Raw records
___

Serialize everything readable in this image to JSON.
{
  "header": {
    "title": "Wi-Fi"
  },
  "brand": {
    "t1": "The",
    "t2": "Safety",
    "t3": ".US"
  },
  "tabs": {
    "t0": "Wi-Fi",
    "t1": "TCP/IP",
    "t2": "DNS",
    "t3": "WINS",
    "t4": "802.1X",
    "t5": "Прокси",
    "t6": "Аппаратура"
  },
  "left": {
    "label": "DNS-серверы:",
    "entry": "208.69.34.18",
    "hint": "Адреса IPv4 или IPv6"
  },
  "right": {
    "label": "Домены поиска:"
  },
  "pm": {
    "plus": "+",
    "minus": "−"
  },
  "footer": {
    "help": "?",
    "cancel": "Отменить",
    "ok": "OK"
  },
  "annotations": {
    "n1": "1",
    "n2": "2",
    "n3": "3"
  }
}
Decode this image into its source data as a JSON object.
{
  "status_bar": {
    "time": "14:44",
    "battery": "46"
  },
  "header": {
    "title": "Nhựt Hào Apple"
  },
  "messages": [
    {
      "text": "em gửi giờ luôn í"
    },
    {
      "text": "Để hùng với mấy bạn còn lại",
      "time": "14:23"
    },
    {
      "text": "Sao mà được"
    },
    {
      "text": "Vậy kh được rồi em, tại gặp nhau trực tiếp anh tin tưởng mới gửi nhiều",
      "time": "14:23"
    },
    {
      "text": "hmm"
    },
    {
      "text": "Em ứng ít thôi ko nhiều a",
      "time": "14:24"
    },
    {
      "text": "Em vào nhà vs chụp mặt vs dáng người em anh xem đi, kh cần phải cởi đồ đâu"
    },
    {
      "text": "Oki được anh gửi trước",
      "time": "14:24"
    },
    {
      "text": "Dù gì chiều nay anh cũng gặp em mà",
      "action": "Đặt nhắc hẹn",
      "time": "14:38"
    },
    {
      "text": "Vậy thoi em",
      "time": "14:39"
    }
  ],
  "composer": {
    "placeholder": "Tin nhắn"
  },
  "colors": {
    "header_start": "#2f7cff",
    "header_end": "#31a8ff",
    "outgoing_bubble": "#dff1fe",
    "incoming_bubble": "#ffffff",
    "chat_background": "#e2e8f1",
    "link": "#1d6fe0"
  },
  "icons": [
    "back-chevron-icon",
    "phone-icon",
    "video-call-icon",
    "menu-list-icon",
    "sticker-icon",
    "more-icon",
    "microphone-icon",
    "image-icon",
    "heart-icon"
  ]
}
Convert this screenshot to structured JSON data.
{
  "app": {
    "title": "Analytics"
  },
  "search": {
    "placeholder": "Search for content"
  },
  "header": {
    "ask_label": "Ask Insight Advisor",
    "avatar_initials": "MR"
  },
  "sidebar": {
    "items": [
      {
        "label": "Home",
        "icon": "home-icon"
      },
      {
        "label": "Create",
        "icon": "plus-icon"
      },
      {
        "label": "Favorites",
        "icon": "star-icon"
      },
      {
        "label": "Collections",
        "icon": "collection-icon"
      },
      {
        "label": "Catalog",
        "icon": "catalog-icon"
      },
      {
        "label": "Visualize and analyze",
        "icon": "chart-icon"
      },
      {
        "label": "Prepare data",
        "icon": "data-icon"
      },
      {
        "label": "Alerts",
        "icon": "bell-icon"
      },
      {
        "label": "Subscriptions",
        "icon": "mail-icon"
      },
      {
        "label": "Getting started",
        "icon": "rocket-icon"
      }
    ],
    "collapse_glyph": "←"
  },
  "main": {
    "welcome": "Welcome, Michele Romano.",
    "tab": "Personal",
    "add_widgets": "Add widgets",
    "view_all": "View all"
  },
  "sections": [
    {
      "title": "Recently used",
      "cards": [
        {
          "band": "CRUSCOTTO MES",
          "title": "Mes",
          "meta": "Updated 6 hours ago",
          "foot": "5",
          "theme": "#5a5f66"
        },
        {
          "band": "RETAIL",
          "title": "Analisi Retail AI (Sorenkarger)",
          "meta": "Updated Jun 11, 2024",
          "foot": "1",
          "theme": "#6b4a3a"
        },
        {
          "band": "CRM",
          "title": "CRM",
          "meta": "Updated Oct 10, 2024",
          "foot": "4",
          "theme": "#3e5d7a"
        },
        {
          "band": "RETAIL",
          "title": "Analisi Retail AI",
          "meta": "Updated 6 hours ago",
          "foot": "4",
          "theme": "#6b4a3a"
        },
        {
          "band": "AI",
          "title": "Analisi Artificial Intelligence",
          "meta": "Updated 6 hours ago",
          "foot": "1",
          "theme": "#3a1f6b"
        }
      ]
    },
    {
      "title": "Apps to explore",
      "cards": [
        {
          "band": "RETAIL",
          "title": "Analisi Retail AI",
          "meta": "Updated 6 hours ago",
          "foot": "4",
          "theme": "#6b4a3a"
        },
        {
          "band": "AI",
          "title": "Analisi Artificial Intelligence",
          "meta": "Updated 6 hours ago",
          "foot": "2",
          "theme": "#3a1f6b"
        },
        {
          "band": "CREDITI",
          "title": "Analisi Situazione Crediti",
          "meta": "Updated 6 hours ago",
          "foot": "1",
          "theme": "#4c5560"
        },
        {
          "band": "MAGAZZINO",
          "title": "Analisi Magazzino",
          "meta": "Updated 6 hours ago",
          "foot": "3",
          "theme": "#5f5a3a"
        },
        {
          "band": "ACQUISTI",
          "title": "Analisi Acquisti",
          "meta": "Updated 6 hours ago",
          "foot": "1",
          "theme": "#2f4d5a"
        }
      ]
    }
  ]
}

___

What is asked => Reproduce each entry above exactly, keeping every word.

Solved problem =>
Serialize everything readable in this image to JSON.
{
  "header": {
    "title": "Wi-Fi"
  },
  "brand": {
    "t1": "The",
    "t2": "Safety",
    "t3": ".US"
  },
  "tabs": {
    "t0": "Wi-Fi",
    "t1": "TCP/IP",
    "t2": "DNS",
    "t3": "WINS",
    "t4": "802.1X",
    "t5": "Прокси",
    "t6": "Аппаратура"
  },
  "left": {
    "label": "DNS-серверы:",
    "entry": "208.69.34.18",
    "hint": "Адреса IPv4 или IPv6"
  },
  "right": {
    "label": "Домены поиска:"
  },
  "pm": {
    "plus": "+",
    "minus": "−"
  },
  "footer": {
    "help": "?",
    "cancel": "Отменить",
    "ok": "OK"
  },
  "annotations": {
    "n1": "1",
    "n2": "2",
    "n3": "3"
  }
}
Decode this image into its source data as a JSON object.
{
  "status_bar": {
    "time": "14:44",
    "battery": "46"
  },
  "header": {
    "title": "Nhựt Hào Apple"
  },
  "messages": [
    {
      "text": "em gửi giờ luôn í"
    },
    {
      "text": "Để hùng với mấy bạn còn lại",
      "time": "14:23"
    },
    {
      "text": "Sao mà được"
    },
    {
      "text": "Vậy kh được rồi em, tại gặp nhau trực tiếp anh tin tưởng mới gửi nhiều",
      "time": "14:23"
    },
    {
      "text": "hmm"
    },
    {
      "text": "Em ứng ít thôi ko nhiều a",
      "time": "14:24"
    },
    {
      "text": "Em vào nhà vs chụp mặt vs dáng người em anh xem đi, kh cần phải cởi đồ đâu"
    },
    {
      "text": "Oki được anh gửi trước",
      "time": "14:24"
    },
    {
      "text": "Dù gì chiều nay anh cũng gặp em mà",
      "action": "Đặt nhắc hẹn",
      "time": "14:38"
    },
    {
      "text": "Vậy thoi em",
      "time": "14:39"
    }
  ],
  "composer": {
    "placeholder": "Tin nhắn"
  },
  "colors": {
    "header_start": "#2f7cff",
    "header_end": "#31a8ff",
    "outgoing_bubble": "#dff1fe",
    "incoming_bubble": "#ffffff",
    "chat_background": "#e2e8f1",
    "link": "#1d6fe0"
  },
  "icons": [
    "back-chevron-icon",
    "phone-icon",
    "video-call-icon",
    "menu-list-icon",
    "sticker-icon",
    "more-icon",
    "microphone-icon",
    "image-icon",
    "heart-icon"
  ]
}
Convert this screenshot to structured JSON data.
{
  "app": {
    "title": "Analytics"
  },
  "search": {
    "placeholder": "Search for content"
  },
  "header": {
    "ask_label": "Ask Insight Advisor",
    "avatar_initials": "MR"
  },
  "sidebar": {
    "items": [
      {
        "label": "Home",
        "icon": "home-icon"
      },
      {
        "label": "Create",
        "icon": "plus-icon"
      },
      {
        "label": "Favorites",
        "icon": "star-icon"
      },
      {
        "label": "Collections",
        "icon": "collection-icon"
      },
      {
        "label": "Catalog",
        "icon": "catalog-icon"
      },
      {
        "label": "Visualize and analyze",
        "icon": "chart-icon"
      },
      {
        "label": "Prepare data",
        "icon": "data-icon"
      },
      {
        "label": "Alerts",
        "icon": "bell-icon"
      },
      {
        "label": "Subscriptions",
        "icon": "mail-icon"
      },
      {
        "label": "Getting started",
        "icon": "rocket-icon"
      }
    ],
    "collapse_glyph": "←"
  },
  "main": {
    "welcome": "Welcome, Michele Romano.",
    "tab": "Personal",
    "add_widgets": "Add widgets",
    "view_all": "View all"
  },
  "sections": [
    {
      "title": "Recently used",
      "cards": [
        {
          "band": "CRUSCOTTO MES",
          "title": "Mes",
          "meta": "Updated 6 hours ago",
          "foot": "5",
          "theme": "#5a5f66"
        },
        {
          "band": "RETAIL",
          "title": "Analisi Retail AI (Sorenkarger)",
          "meta": "Updated Jun 11, 2024",
          "foot": "1",
          "theme": "#6b4a3a"
        },
        {
          "band": "CRM",
          "title": "CRM",
          "meta": "Updated Oct 10, 2024",
          "foot": "4",
          "theme": "#3e5d7a"
        },
        {
          "band": "RETAIL",
          "title": "Analisi Retail AI",
          "meta": "Updated 6 hours ago",
          "foot": "4",
          "theme": "#6b4a3a"
        },
        {
          "band": "AI",
          "title": "Analisi Artificial Intelligence",
          "meta": "Updated 6 hours ago",
          "foot": "1",
          "theme": "#3a1f6b"
        }
      ]
    },
    {
      "title": "Apps to explore",
      "cards": [
        {
          "band": "RETAIL",
          "title": "Analisi Retail AI",
          "meta": "Updated 6 hours ago",
          "foot": "4",
          "theme": "#6b4a3a"
        },
        {
          "band": "AI",
          "title": "Analisi Artificial Intelligence",
          "meta": "Updated 6 hours ago",
          "foot": "2",
          "theme": "#3a1f6b"
        },
        {
          "band": "CREDITI",
          "title": "Analisi Situazione Crediti",
          "meta": "Updated 6 hours ago",
          "foot": "1",
          "theme": "#4c5560"
        },
        {
          "band": "MAGAZZINO",
          "title": "Analisi Magazzino",
          "meta": "Updated 6 hours ago",
          "foot": "3",
          "theme": "#5f5a3a"
        },
        {
          "band": "ACQUISTI",
          "title": "Analisi Acquisti",
          "meta": "Updated 6 hours ago",
          "foot": "1",
          "theme": "#2f4d5a"
        }
      ]
    }
  ]
}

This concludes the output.